EXERCISE TASK — Print the entries below word for word; the pictures stay out of your copy.
Start
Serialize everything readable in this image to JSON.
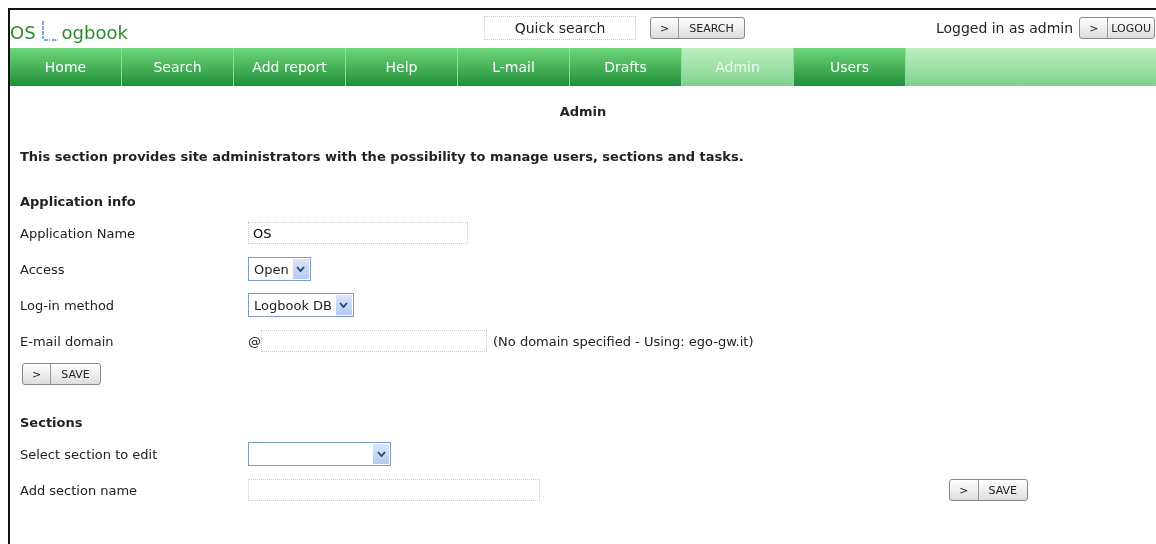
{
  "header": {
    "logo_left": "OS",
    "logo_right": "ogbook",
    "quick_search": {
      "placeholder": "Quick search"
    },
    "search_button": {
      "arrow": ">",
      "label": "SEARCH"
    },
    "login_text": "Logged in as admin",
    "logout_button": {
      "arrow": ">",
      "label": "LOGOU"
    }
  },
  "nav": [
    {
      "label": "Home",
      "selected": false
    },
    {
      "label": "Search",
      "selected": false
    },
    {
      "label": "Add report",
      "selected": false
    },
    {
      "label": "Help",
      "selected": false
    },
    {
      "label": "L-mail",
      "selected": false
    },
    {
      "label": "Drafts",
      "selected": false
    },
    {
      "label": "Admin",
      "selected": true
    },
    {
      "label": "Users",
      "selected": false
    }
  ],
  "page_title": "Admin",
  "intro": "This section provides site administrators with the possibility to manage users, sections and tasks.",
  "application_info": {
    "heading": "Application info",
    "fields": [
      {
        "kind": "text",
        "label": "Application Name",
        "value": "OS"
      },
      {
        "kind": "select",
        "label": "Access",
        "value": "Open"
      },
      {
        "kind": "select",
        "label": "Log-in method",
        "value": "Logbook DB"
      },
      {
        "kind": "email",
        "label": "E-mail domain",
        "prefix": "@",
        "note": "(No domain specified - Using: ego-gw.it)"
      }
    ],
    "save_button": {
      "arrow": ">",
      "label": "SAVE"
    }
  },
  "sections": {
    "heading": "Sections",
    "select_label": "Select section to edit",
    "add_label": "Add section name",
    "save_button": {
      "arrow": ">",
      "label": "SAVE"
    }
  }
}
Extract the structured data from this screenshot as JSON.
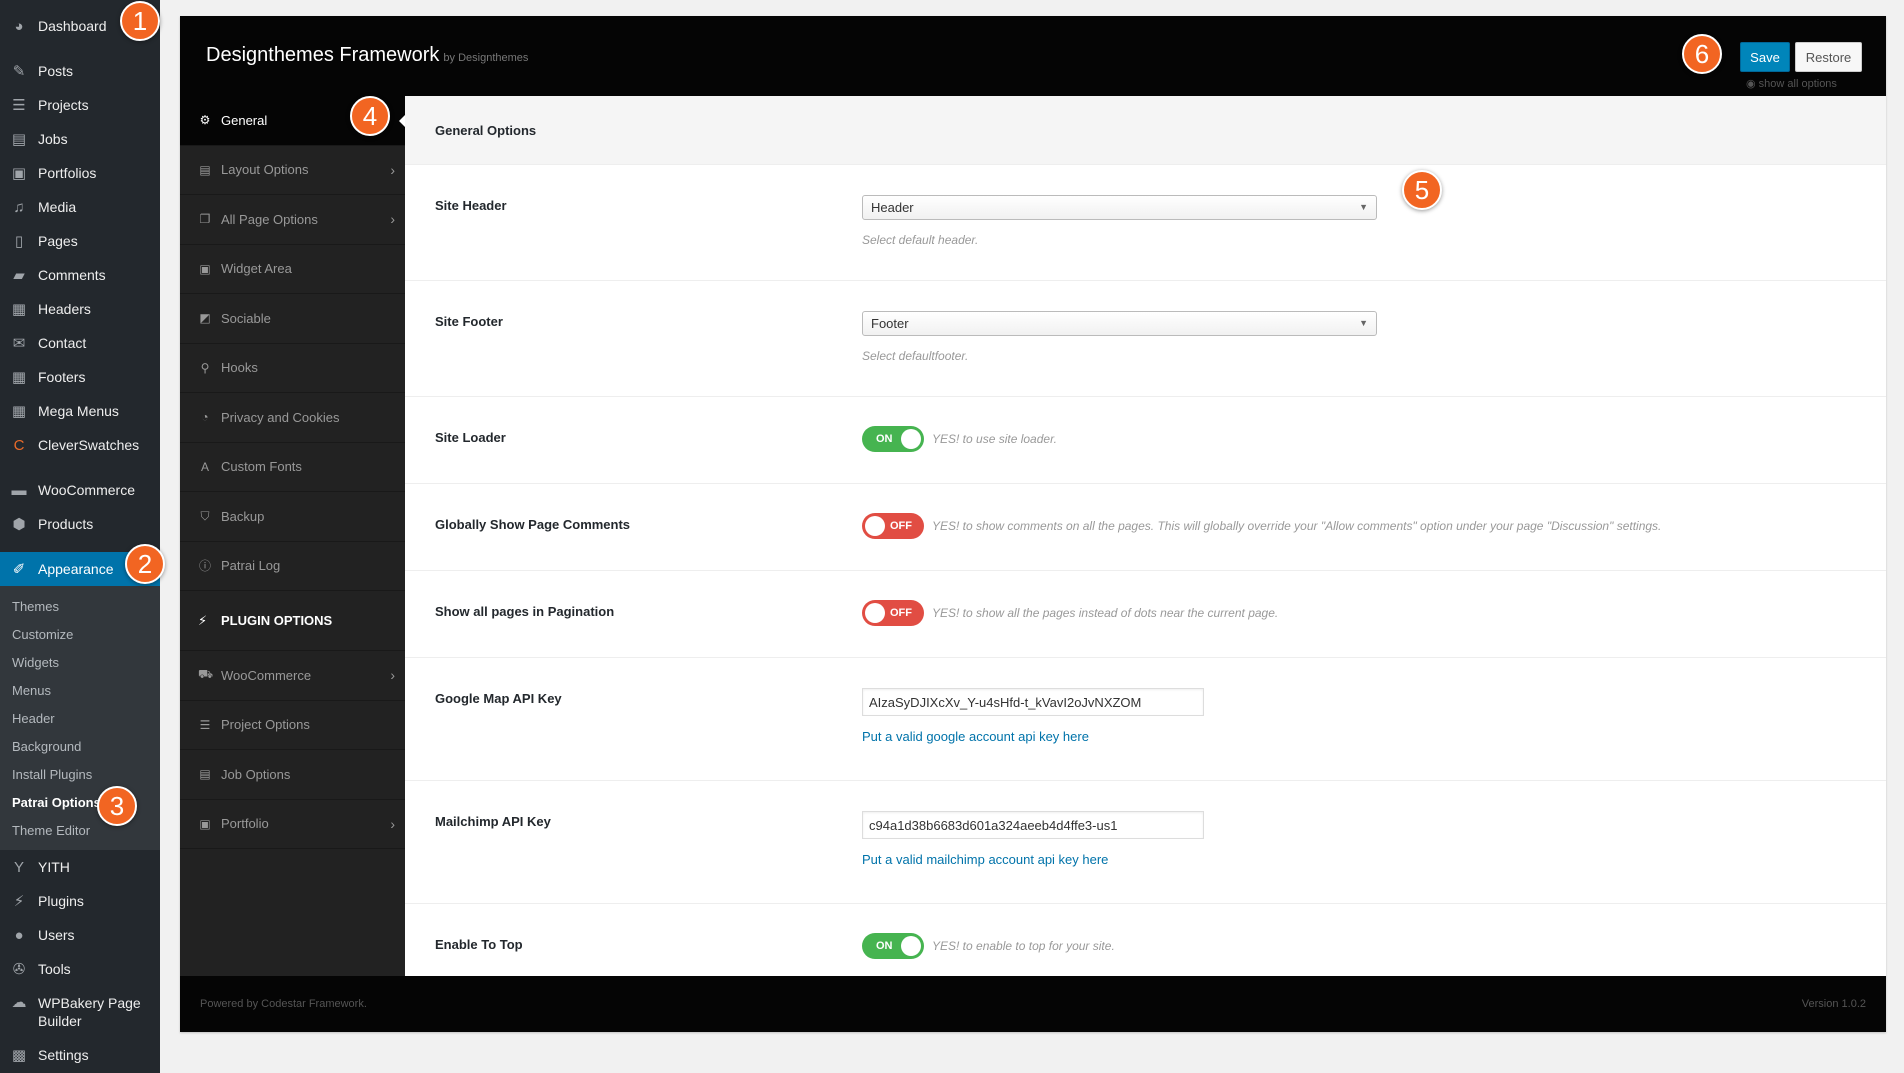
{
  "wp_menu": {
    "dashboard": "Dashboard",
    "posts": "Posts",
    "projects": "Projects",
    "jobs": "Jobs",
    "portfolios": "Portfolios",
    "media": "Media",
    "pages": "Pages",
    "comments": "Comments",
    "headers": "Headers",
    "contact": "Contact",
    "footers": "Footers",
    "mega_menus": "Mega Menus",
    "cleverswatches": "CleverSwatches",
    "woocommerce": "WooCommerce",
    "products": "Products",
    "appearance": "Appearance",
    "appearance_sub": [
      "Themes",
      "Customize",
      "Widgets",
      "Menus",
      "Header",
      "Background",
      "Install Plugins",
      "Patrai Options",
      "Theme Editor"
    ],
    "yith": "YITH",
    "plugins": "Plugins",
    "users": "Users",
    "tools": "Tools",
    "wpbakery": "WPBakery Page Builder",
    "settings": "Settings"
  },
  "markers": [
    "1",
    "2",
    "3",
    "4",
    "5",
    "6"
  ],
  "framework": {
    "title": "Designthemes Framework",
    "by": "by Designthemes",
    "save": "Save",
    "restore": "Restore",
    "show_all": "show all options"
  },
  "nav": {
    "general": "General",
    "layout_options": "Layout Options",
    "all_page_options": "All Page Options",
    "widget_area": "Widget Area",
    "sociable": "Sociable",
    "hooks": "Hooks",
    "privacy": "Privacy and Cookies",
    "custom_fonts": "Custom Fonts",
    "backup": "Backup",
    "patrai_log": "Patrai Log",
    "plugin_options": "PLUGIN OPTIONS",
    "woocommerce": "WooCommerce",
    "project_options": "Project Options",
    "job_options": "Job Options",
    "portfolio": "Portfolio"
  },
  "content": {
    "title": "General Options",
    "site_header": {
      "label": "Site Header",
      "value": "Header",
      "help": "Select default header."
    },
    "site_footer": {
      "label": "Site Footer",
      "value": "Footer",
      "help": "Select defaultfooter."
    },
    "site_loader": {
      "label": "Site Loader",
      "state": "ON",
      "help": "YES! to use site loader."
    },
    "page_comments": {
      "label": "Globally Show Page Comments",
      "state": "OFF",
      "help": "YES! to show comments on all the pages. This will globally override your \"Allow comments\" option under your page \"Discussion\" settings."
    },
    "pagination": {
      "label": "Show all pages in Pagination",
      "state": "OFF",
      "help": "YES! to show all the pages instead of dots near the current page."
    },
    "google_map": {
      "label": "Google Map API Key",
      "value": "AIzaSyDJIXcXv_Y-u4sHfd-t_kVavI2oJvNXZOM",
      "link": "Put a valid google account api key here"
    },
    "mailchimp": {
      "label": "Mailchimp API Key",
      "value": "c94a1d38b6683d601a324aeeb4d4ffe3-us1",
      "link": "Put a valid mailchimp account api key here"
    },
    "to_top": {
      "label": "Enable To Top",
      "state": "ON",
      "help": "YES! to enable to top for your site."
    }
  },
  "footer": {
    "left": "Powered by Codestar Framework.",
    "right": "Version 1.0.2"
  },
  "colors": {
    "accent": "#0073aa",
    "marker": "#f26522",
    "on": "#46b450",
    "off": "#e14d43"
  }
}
End
EXERCISE RESULT —
Serialize everything readable in this image to JSON.
{
  "header": {
    "logo_left": "OS",
    "logo_right": "ogbook",
    "quick_search": {
      "placeholder": "Quick search"
    },
    "search_button": {
      "arrow": ">",
      "label": "SEARCH"
    },
    "login_text": "Logged in as admin",
    "logout_button": {
      "arrow": ">",
      "label": "LOGOU"
    }
  },
  "nav": [
    {
      "label": "Home",
      "selected": false
    },
    {
      "label": "Search",
      "selected": false
    },
    {
      "label": "Add report",
      "selected": false
    },
    {
      "label": "Help",
      "selected": false
    },
    {
      "label": "L-mail",
      "selected": false
    },
    {
      "label": "Drafts",
      "selected": false
    },
    {
      "label": "Admin",
      "selected": true
    },
    {
      "label": "Users",
      "selected": false
    }
  ],
  "page_title": "Admin",
  "intro": "This section provides site administrators with the possibility to manage users, sections and tasks.",
  "application_info": {
    "heading": "Application info",
    "fields": [
      {
        "kind": "text",
        "label": "Application Name",
        "value": "OS"
      },
      {
        "kind": "select",
        "label": "Access",
        "value": "Open"
      },
      {
        "kind": "select",
        "label": "Log-in method",
        "value": "Logbook DB"
      },
      {
        "kind": "email",
        "label": "E-mail domain",
        "prefix": "@",
        "note": "(No domain specified - Using: ego-gw.it)"
      }
    ],
    "save_button": {
      "arrow": ">",
      "label": "SAVE"
    }
  },
  "sections": {
    "heading": "Sections",
    "select_label": "Select section to edit",
    "add_label": "Add section name",
    "save_button": {
      "arrow": ">",
      "label": "SAVE"
    }
  }
}
Extract the structured data from this screenshot as JSON.
{
  "wp_menu": {
    "dashboard": "Dashboard",
    "posts": "Posts",
    "projects": "Projects",
    "jobs": "Jobs",
    "portfolios": "Portfolios",
    "media": "Media",
    "pages": "Pages",
    "comments": "Comments",
    "headers": "Headers",
    "contact": "Contact",
    "footers": "Footers",
    "mega_menus": "Mega Menus",
    "cleverswatches": "CleverSwatches",
    "woocommerce": "WooCommerce",
    "products": "Products",
    "appearance": "Appearance",
    "appearance_sub": [
      "Themes",
      "Customize",
      "Widgets",
      "Menus",
      "Header",
      "Background",
      "Install Plugins",
      "Patrai Options",
      "Theme Editor"
    ],
    "yith": "YITH",
    "plugins": "Plugins",
    "users": "Users",
    "tools": "Tools",
    "wpbakery": "WPBakery Page Builder",
    "settings": "Settings"
  },
  "markers": [
    "1",
    "2",
    "3",
    "4",
    "5",
    "6"
  ],
  "framework": {
    "title": "Designthemes Framework",
    "by": "by Designthemes",
    "save": "Save",
    "restore": "Restore",
    "show_all": "show all options"
  },
  "nav": {
    "general": "General",
    "layout_options": "Layout Options",
    "all_page_options": "All Page Options",
    "widget_area": "Widget Area",
    "sociable": "Sociable",
    "hooks": "Hooks",
    "privacy": "Privacy and Cookies",
    "custom_fonts": "Custom Fonts",
    "backup": "Backup",
    "patrai_log": "Patrai Log",
    "plugin_options": "PLUGIN OPTIONS",
    "woocommerce": "WooCommerce",
    "project_options": "Project Options",
    "job_options": "Job Options",
    "portfolio": "Portfolio"
  },
  "content": {
    "title": "General Options",
    "site_header": {
      "label": "Site Header",
      "value": "Header",
      "help": "Select default header."
    },
    "site_footer": {
      "label": "Site Footer",
      "value": "Footer",
      "help": "Select defaultfooter."
    },
    "site_loader": {
      "label": "Site Loader",
      "state": "ON",
      "help": "YES! to use site loader."
    },
    "page_comments": {
      "label": "Globally Show Page Comments",
      "state": "OFF",
      "help": "YES! to show comments on all the pages. This will globally override your \"Allow comments\" option under your page \"Discussion\" settings."
    },
    "pagination": {
      "label": "Show all pages in Pagination",
      "state": "OFF",
      "help": "YES! to show all the pages instead of dots near the current page."
    },
    "google_map": {
      "label": "Google Map API Key",
      "value": "AIzaSyDJIXcXv_Y-u4sHfd-t_kVavI2oJvNXZOM",
      "link": "Put a valid google account api key here"
    },
    "mailchimp": {
      "label": "Mailchimp API Key",
      "value": "c94a1d38b6683d601a324aeeb4d4ffe3-us1",
      "link": "Put a valid mailchimp account api key here"
    },
    "to_top": {
      "label": "Enable To Top",
      "state": "ON",
      "help": "YES! to enable to top for your site."
    }
  },
  "footer": {
    "left": "Powered by Codestar Framework.",
    "right": "Version 1.0.2"
  },
  "colors": {
    "accent": "#0073aa",
    "marker": "#f26522",
    "on": "#46b450",
    "off": "#e14d43"
  }
}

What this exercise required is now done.